» Task: Pull every line containing "ylabel" from the entries.

» Material for this exercise:
┌──
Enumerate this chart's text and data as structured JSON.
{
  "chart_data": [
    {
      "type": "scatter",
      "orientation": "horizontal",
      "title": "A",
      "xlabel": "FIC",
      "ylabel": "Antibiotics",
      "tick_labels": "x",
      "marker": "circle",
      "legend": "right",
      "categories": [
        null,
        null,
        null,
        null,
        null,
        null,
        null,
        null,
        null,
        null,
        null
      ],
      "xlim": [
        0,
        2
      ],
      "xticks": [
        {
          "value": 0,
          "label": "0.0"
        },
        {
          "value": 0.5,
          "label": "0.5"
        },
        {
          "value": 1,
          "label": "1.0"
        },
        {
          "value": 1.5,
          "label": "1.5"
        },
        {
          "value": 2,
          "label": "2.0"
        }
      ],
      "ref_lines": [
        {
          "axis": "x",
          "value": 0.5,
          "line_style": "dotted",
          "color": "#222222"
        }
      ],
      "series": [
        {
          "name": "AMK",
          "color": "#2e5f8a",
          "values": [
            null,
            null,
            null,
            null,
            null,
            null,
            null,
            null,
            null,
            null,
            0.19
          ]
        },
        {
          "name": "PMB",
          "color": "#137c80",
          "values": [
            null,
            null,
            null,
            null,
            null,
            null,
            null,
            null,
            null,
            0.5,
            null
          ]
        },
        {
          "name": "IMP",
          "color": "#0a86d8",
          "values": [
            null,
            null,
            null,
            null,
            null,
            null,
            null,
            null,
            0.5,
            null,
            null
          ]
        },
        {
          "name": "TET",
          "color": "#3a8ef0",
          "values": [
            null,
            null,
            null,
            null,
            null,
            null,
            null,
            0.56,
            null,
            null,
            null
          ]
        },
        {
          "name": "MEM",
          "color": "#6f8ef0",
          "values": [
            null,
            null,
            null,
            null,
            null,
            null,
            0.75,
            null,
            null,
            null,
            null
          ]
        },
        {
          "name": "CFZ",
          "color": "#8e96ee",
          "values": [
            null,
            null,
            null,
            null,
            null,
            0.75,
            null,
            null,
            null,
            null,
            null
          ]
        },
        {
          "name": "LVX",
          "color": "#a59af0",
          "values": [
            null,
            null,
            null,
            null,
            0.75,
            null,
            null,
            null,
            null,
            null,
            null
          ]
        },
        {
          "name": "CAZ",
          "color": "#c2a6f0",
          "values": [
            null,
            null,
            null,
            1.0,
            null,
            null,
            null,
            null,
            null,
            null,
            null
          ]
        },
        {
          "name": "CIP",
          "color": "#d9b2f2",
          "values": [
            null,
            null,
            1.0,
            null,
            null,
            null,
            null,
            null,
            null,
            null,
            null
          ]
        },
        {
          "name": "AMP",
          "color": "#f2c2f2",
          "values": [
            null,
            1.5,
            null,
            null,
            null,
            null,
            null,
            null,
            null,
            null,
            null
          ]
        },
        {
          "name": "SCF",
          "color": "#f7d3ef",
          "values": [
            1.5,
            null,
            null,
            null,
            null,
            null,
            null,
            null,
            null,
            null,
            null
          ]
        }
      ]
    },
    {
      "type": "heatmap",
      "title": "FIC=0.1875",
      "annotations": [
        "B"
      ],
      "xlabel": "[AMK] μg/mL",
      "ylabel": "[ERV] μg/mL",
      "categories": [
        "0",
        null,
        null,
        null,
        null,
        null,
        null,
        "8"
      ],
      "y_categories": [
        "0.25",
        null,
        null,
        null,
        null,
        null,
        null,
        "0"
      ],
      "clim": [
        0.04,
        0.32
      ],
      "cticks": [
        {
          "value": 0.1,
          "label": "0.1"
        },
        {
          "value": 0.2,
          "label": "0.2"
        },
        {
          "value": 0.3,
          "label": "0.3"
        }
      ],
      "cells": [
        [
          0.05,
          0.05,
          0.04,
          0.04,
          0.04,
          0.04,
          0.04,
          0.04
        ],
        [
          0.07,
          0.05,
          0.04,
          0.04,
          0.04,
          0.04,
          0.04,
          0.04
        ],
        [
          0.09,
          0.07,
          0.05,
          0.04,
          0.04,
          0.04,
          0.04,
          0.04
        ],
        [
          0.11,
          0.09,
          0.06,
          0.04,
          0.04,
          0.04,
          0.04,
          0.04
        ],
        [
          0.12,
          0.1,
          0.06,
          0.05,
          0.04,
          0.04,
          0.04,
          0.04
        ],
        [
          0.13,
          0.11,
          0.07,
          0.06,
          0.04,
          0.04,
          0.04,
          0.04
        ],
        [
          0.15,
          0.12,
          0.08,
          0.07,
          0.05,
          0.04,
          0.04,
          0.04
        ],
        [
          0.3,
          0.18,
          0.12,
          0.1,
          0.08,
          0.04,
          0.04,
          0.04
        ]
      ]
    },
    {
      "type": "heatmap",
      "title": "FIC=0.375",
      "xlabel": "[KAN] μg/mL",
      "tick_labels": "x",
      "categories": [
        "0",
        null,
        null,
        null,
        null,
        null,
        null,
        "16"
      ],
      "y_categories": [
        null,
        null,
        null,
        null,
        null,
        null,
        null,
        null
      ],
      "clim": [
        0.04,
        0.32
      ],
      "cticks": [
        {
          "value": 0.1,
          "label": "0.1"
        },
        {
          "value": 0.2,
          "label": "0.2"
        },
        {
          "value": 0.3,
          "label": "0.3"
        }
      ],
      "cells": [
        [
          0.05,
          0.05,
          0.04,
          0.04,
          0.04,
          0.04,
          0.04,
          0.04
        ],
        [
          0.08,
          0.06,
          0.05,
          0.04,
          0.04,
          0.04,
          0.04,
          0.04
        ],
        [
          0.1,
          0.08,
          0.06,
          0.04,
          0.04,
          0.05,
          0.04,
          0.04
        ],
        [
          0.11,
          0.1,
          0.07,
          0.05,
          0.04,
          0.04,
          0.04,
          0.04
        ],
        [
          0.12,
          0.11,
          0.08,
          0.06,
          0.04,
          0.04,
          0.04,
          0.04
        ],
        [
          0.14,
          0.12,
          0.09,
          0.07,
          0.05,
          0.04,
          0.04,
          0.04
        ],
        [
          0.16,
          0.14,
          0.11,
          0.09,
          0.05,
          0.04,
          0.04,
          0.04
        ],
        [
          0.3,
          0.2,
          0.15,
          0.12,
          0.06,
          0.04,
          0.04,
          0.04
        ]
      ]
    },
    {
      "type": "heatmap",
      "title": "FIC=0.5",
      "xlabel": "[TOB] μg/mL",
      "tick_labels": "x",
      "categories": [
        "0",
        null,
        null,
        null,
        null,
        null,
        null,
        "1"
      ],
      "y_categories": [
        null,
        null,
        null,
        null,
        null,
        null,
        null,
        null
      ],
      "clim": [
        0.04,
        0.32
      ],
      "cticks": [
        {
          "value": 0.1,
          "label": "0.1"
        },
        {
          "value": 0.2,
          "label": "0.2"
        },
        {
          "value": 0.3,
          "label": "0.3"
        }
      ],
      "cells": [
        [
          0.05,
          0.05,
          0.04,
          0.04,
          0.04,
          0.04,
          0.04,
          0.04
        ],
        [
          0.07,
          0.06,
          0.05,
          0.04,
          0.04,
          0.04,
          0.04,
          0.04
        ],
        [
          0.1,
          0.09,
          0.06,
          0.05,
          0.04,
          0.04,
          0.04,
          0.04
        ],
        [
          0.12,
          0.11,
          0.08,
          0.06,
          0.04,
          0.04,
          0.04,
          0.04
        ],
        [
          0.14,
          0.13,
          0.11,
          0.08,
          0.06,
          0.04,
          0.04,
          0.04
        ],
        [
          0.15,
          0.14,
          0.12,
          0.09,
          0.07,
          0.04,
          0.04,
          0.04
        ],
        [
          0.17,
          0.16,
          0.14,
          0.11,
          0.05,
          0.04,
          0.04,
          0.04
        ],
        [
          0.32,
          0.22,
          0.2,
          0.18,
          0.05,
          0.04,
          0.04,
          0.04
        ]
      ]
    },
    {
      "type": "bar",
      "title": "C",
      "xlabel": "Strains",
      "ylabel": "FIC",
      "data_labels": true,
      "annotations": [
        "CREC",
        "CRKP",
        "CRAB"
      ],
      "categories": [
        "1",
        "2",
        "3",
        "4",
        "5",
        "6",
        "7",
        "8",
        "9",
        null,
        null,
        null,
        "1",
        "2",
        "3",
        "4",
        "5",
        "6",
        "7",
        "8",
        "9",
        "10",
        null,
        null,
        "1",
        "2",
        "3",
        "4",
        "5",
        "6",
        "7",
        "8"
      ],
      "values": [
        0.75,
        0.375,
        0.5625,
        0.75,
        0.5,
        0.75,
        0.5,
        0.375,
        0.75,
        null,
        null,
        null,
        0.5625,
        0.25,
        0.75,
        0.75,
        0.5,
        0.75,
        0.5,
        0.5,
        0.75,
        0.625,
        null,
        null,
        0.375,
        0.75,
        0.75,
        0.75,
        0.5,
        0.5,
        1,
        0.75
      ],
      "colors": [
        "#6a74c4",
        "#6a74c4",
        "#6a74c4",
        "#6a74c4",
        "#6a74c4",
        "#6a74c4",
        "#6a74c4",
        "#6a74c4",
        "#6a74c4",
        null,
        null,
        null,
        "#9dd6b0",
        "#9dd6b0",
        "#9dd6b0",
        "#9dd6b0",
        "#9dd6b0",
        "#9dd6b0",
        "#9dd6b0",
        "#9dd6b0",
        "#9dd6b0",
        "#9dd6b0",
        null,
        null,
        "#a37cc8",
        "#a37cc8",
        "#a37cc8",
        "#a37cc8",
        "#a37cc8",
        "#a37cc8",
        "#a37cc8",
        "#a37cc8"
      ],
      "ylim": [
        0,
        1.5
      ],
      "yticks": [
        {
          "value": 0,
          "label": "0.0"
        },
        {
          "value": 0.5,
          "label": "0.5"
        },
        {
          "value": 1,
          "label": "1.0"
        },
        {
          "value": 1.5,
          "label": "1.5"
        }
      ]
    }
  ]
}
└──
» The completed task:
      "ylabel": "Antibiotics",
      "ylabel": "[ERV] μg/mL",
      "ylabel": "FIC",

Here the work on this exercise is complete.